- [WHAT IS ASKED]:
Reproduce every record exactly as it appears, but not the pictures.

- [RECORDS TO USE]:
[START]
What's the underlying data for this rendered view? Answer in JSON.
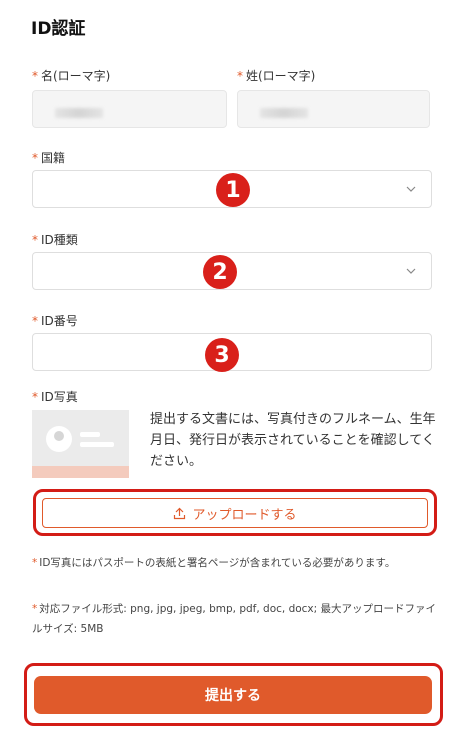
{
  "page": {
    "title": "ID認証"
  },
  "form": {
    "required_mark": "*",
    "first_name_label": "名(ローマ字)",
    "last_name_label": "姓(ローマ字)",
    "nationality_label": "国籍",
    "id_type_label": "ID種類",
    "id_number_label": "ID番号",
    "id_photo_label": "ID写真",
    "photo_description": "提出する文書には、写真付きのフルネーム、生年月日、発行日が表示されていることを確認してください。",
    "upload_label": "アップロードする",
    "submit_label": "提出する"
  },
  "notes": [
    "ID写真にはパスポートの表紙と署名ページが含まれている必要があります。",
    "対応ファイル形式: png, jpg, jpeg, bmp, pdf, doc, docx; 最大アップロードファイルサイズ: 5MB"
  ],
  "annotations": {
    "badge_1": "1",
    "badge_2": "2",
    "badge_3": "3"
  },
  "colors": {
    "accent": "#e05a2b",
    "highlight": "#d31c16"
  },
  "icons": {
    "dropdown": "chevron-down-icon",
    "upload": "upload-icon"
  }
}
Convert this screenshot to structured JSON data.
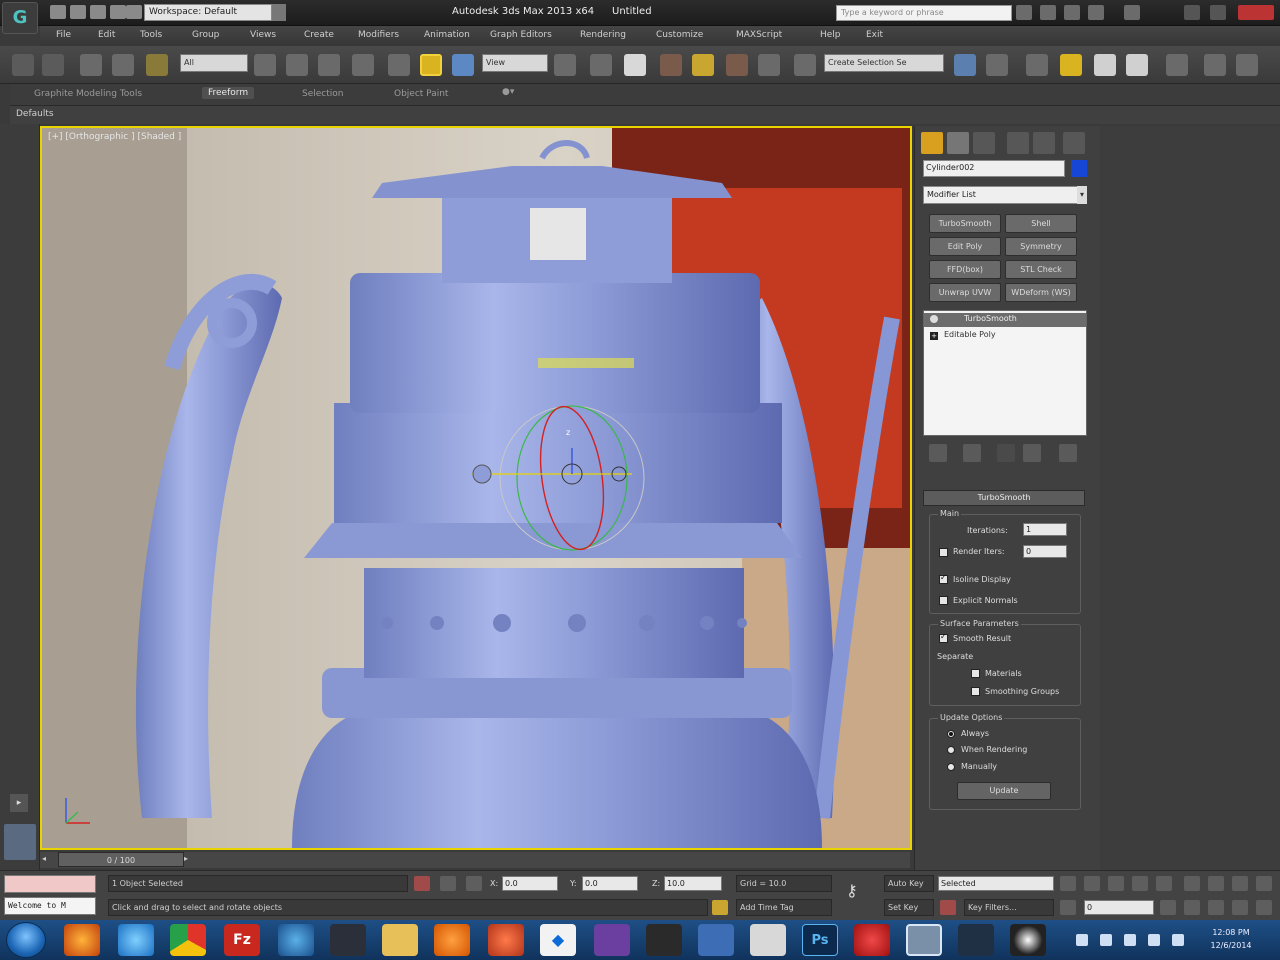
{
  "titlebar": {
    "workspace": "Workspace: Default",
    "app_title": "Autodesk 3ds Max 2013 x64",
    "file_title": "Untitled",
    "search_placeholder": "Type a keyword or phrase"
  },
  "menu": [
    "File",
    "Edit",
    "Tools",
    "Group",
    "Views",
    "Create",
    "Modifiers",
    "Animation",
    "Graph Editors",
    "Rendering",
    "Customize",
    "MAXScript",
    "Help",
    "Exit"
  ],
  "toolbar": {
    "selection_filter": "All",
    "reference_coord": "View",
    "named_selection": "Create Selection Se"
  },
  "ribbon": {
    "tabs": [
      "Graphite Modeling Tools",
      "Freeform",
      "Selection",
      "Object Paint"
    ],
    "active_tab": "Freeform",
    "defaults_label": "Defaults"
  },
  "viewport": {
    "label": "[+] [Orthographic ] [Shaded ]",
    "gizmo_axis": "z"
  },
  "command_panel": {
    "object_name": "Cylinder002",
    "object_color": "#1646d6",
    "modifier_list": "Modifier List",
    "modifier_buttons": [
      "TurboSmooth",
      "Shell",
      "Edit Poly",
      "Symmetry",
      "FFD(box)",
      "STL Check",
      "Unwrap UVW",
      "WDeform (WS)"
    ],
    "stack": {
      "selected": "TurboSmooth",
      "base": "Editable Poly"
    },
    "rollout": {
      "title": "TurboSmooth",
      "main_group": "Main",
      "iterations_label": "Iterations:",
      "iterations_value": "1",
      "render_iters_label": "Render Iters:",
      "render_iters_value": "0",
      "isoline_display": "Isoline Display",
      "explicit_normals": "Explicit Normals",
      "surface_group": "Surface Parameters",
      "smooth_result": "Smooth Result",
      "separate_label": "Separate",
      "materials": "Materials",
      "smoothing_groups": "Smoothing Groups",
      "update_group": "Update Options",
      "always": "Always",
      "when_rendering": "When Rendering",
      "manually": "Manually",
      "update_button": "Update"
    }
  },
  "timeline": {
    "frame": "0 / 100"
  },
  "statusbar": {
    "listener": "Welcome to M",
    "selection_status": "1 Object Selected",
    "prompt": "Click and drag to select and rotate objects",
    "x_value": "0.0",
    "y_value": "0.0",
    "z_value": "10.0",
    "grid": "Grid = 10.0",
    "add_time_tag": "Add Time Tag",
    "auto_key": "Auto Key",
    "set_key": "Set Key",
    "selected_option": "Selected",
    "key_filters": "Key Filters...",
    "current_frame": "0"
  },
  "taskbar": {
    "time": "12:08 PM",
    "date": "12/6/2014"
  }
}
[END]
- [RESULT FOR THIS EXERCISE]:
What's the underlying data for this rendered view? Answer in JSON.
{
  "page": {
    "title": "ID認証"
  },
  "form": {
    "required_mark": "*",
    "first_name_label": "名(ローマ字)",
    "last_name_label": "姓(ローマ字)",
    "nationality_label": "国籍",
    "id_type_label": "ID種類",
    "id_number_label": "ID番号",
    "id_photo_label": "ID写真",
    "photo_description": "提出する文書には、写真付きのフルネーム、生年月日、発行日が表示されていることを確認してください。",
    "upload_label": "アップロードする",
    "submit_label": "提出する"
  },
  "notes": [
    "ID写真にはパスポートの表紙と署名ページが含まれている必要があります。",
    "対応ファイル形式: png, jpg, jpeg, bmp, pdf, doc, docx; 最大アップロードファイルサイズ: 5MB"
  ],
  "annotations": {
    "badge_1": "1",
    "badge_2": "2",
    "badge_3": "3"
  },
  "colors": {
    "accent": "#e05a2b",
    "highlight": "#d31c16"
  },
  "icons": {
    "dropdown": "chevron-down-icon",
    "upload": "upload-icon"
  }
}
Convert this screenshot to structured JSON data.
{
  "titlebar": {
    "workspace": "Workspace: Default",
    "app_title": "Autodesk 3ds Max 2013 x64",
    "file_title": "Untitled",
    "search_placeholder": "Type a keyword or phrase"
  },
  "menu": [
    "File",
    "Edit",
    "Tools",
    "Group",
    "Views",
    "Create",
    "Modifiers",
    "Animation",
    "Graph Editors",
    "Rendering",
    "Customize",
    "MAXScript",
    "Help",
    "Exit"
  ],
  "toolbar": {
    "selection_filter": "All",
    "reference_coord": "View",
    "named_selection": "Create Selection Se"
  },
  "ribbon": {
    "tabs": [
      "Graphite Modeling Tools",
      "Freeform",
      "Selection",
      "Object Paint"
    ],
    "active_tab": "Freeform",
    "defaults_label": "Defaults"
  },
  "viewport": {
    "label": "[+] [Orthographic ] [Shaded ]",
    "gizmo_axis": "z"
  },
  "command_panel": {
    "object_name": "Cylinder002",
    "object_color": "#1646d6",
    "modifier_list": "Modifier List",
    "modifier_buttons": [
      "TurboSmooth",
      "Shell",
      "Edit Poly",
      "Symmetry",
      "FFD(box)",
      "STL Check",
      "Unwrap UVW",
      "WDeform (WS)"
    ],
    "stack": {
      "selected": "TurboSmooth",
      "base": "Editable Poly"
    },
    "rollout": {
      "title": "TurboSmooth",
      "main_group": "Main",
      "iterations_label": "Iterations:",
      "iterations_value": "1",
      "render_iters_label": "Render Iters:",
      "render_iters_value": "0",
      "isoline_display": "Isoline Display",
      "explicit_normals": "Explicit Normals",
      "surface_group": "Surface Parameters",
      "smooth_result": "Smooth Result",
      "separate_label": "Separate",
      "materials": "Materials",
      "smoothing_groups": "Smoothing Groups",
      "update_group": "Update Options",
      "always": "Always",
      "when_rendering": "When Rendering",
      "manually": "Manually",
      "update_button": "Update"
    }
  },
  "timeline": {
    "frame": "0 / 100"
  },
  "statusbar": {
    "listener": "Welcome to M",
    "selection_status": "1 Object Selected",
    "prompt": "Click and drag to select and rotate objects",
    "x_value": "0.0",
    "y_value": "0.0",
    "z_value": "10.0",
    "grid": "Grid = 10.0",
    "add_time_tag": "Add Time Tag",
    "auto_key": "Auto Key",
    "set_key": "Set Key",
    "selected_option": "Selected",
    "key_filters": "Key Filters...",
    "current_frame": "0"
  },
  "taskbar": {
    "time": "12:08 PM",
    "date": "12/6/2014"
  }
}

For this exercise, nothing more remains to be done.